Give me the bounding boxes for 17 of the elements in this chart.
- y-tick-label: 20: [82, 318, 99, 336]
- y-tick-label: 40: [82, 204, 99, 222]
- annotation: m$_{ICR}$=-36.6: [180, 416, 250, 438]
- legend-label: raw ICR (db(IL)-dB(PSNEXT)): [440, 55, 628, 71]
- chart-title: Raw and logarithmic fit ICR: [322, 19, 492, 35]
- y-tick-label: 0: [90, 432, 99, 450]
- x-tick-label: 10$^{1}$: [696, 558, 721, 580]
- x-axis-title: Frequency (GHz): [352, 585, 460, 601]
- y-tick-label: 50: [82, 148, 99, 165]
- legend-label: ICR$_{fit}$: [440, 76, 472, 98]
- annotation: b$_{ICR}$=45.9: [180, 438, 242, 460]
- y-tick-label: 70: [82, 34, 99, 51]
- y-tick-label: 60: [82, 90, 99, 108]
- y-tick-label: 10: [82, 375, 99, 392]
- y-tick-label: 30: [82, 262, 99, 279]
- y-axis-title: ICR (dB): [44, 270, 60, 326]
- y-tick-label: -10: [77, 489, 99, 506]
+-------+
◆ WRITTEN TASK:
Recast every line of the records above as a Markdown table with two columns, Row for a running number and Line for the text of that line, leaving out any blank lines.

◆ WRITTEN SOLUTION:
| Row | Line |
|---|---|
| 1 | Give me the bounding boxes for 17 of the elements in this chart. |
| 2 | - y-tick-label: 20: [82, 318, 99, 336] |
| 3 | - y-tick-label: 40: [82, 204, 99, 222] |
| 4 | - annotation: m$_{ICR}$=-36.6: [180, 416, 250, 438] |
| 5 | - legend-label: raw ICR (db(IL)-dB(PSNEXT)): [440, 55, 628, 71] |
| 6 | - chart-title: Raw and logarithmic fit ICR: [322, 19, 492, 35] |
| 7 | - y-tick-label: 0: [90, 432, 99, 450] |
| 8 | - x-tick-label: 10$^{1}$: [696, 558, 721, 580] |
| 9 | - x-axis-title: Frequency (GHz): [352, 585, 460, 601] |
| 10 | - y-tick-label: 50: [82, 148, 99, 165] |
| 11 | - legend-label: ICR$_{fit}$: [440, 76, 472, 98] |
| 12 | - annotation: b$_{ICR}$=45.9: [180, 438, 242, 460] |
| 13 | - y-tick-label: 70: [82, 34, 99, 51] |
| 14 | - y-tick-label: 60: [82, 90, 99, 108] |
| 15 | - y-tick-label: 10: [82, 375, 99, 392] |
| 16 | - y-tick-label: 30: [82, 262, 99, 279] |
| 17 | - y-axis-title: ICR (dB): [44, 270, 60, 326] |
| 18 | - y-tick-label: -10: [77, 489, 99, 506] |